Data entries
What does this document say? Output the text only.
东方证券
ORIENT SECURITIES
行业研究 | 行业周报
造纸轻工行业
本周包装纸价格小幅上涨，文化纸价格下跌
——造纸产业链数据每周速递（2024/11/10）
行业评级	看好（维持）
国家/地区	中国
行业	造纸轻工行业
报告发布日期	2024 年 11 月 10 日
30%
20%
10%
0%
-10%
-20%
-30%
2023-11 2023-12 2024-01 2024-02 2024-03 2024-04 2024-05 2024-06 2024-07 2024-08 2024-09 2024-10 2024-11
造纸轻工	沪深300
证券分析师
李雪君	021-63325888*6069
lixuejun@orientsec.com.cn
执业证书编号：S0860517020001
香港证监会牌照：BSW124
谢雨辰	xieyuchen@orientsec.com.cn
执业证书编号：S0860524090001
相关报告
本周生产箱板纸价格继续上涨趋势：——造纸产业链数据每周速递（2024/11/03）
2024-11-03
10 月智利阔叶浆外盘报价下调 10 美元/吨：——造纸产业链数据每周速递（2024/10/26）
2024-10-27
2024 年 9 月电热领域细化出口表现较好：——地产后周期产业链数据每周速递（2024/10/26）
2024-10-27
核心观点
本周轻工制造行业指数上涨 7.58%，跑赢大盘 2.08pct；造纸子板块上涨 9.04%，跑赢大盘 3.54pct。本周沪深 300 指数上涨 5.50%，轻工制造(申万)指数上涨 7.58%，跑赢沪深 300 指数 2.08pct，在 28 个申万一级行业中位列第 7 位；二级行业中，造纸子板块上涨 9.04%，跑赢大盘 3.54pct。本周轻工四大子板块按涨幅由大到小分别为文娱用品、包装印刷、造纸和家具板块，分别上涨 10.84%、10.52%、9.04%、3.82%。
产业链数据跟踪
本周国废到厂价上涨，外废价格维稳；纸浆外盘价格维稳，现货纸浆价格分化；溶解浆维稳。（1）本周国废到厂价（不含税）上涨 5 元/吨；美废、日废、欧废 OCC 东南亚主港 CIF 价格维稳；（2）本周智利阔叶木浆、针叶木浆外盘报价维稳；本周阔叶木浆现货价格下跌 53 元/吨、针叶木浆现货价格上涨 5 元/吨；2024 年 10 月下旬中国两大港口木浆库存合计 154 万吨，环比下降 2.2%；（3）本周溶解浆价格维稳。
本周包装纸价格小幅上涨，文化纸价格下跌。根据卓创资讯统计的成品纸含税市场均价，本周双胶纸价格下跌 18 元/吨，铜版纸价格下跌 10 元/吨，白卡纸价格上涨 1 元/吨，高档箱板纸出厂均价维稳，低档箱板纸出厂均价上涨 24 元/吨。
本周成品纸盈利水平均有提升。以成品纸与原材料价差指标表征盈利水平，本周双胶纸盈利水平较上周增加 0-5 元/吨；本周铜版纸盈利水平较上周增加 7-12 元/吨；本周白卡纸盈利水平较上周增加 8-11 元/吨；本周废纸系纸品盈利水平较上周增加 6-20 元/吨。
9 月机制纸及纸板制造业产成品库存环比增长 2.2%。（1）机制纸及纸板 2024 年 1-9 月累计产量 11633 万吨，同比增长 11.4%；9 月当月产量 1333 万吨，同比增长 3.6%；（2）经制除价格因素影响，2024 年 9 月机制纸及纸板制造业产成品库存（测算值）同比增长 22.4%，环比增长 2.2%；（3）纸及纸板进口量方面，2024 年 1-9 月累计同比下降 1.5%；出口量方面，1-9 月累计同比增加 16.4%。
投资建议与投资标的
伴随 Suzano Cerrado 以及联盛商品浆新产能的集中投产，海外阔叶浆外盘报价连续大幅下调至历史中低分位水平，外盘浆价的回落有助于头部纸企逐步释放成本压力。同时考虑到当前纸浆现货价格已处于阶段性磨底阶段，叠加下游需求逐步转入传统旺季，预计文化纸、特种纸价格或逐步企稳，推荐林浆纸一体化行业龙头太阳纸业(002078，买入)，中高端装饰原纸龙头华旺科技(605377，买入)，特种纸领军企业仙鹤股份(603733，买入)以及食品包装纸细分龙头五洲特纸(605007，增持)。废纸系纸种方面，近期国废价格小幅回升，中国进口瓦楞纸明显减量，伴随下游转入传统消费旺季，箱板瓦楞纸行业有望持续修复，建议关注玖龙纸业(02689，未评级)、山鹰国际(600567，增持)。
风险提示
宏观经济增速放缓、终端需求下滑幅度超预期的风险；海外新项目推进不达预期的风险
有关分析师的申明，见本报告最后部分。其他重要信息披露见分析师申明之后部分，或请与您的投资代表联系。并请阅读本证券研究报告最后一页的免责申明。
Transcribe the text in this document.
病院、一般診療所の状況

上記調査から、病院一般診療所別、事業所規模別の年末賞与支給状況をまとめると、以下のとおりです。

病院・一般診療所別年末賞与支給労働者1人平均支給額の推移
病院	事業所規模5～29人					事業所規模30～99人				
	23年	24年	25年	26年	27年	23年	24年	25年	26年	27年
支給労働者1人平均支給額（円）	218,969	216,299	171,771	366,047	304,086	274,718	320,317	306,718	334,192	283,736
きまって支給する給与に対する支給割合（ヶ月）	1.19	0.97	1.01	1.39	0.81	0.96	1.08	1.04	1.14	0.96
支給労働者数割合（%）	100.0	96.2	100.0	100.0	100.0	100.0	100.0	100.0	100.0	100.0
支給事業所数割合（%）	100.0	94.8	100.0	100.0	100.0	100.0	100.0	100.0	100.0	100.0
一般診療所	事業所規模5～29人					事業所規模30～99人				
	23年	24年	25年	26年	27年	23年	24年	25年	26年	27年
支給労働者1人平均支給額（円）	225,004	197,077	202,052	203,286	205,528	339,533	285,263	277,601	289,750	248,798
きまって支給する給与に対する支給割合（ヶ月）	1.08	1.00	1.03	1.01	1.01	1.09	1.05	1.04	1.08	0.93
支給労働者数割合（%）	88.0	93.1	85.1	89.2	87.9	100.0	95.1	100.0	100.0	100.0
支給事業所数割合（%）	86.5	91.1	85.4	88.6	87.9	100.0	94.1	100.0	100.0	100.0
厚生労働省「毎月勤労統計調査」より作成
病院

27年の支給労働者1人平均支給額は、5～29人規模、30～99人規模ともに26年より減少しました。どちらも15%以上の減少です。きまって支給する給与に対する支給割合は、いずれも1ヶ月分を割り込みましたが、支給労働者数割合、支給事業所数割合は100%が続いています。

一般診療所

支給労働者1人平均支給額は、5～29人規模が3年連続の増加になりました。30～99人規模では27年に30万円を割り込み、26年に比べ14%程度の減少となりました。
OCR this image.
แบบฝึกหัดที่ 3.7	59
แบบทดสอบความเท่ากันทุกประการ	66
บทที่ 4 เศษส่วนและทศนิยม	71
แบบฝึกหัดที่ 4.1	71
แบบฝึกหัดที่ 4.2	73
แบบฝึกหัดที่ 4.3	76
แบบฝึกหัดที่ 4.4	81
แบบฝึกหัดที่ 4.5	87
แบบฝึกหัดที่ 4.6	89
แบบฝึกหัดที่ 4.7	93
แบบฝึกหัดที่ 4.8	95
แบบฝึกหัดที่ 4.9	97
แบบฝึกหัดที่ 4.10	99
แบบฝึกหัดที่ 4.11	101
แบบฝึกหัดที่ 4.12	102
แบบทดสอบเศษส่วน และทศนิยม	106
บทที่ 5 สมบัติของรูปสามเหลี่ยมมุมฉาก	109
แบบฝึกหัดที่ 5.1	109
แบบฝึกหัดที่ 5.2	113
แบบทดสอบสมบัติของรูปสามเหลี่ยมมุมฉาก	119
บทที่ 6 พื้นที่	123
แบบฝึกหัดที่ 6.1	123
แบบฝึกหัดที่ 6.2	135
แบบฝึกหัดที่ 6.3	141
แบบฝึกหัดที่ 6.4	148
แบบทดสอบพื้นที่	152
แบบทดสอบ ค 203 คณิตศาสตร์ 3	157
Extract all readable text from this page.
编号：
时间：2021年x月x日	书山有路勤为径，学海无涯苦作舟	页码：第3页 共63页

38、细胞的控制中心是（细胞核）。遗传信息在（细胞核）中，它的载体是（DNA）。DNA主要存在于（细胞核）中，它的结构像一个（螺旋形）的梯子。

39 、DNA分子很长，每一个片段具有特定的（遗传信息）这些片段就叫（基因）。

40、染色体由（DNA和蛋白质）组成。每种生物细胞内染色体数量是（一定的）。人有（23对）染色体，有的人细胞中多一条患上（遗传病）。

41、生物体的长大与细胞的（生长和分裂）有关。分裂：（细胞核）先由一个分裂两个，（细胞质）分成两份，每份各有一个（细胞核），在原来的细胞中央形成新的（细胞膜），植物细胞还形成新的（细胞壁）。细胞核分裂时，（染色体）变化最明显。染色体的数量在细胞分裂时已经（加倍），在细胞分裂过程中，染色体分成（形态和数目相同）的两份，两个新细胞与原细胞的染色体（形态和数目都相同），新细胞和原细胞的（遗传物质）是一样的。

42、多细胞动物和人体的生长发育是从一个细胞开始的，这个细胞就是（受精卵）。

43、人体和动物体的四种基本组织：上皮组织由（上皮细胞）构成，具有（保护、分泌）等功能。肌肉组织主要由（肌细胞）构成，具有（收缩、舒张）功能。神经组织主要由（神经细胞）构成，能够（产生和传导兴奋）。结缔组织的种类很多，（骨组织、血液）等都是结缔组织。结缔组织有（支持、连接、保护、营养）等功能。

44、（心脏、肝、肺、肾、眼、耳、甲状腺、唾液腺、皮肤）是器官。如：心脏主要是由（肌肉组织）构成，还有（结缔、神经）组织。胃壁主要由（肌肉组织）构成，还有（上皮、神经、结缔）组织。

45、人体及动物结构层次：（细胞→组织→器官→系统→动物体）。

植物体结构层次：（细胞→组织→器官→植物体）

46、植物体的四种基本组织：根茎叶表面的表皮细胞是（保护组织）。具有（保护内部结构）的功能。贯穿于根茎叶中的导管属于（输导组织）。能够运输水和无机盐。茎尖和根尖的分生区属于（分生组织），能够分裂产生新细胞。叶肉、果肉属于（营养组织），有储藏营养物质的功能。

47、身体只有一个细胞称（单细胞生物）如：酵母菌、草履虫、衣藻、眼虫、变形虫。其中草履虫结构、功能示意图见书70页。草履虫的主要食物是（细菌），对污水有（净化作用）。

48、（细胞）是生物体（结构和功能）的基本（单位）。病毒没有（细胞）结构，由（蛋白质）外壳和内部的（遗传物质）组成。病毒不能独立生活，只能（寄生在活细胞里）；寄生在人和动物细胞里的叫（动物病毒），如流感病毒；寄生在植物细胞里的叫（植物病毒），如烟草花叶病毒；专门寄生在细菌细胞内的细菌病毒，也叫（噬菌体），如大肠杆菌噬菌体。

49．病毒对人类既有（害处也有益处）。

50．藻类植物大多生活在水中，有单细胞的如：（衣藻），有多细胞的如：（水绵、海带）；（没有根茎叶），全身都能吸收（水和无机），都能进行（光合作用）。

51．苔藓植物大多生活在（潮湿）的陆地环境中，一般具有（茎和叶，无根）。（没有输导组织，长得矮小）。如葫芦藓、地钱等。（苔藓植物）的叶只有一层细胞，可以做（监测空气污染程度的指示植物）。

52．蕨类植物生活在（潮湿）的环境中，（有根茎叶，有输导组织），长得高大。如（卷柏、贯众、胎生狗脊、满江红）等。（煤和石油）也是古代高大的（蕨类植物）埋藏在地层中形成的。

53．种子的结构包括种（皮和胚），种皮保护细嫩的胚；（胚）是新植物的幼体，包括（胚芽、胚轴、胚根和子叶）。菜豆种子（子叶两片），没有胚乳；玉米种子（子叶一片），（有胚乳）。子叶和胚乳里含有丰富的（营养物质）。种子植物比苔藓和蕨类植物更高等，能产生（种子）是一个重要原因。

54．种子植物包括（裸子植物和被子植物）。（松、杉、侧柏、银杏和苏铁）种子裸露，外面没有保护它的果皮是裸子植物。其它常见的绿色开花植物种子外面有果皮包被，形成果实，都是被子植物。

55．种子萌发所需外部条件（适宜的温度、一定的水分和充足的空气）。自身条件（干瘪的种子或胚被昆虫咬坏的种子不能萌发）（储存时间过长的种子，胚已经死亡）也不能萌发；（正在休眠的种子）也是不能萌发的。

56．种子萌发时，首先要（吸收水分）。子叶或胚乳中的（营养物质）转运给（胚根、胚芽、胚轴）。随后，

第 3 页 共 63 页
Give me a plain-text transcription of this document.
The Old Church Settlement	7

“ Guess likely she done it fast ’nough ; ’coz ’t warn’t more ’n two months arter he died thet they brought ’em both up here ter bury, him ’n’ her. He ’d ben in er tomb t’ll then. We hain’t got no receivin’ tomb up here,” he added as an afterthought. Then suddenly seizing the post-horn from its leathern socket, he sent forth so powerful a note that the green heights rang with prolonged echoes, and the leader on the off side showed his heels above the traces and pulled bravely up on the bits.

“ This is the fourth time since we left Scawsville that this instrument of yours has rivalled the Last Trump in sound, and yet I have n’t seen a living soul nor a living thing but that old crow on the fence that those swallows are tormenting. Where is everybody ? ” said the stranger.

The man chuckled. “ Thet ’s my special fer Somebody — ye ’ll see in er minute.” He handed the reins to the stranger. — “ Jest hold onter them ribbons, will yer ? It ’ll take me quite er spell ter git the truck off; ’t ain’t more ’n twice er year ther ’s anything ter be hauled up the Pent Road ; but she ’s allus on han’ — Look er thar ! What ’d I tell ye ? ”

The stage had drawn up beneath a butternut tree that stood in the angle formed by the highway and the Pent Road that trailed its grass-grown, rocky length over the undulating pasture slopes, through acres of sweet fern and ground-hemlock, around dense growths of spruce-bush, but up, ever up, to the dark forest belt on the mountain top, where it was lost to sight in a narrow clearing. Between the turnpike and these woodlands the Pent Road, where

WHAT YOU ARE ASKED TO DO :: Locate and copy each line in the data above that includes the word "มฉาก".

EXPECTED ANSWER ::
บทที่ 5 สมบัติของรูปสามเหลี่ยมมุมฉาก	109
แบบทดสอบสมบัติของรูปสามเหลี่ยมมุมฉาก	119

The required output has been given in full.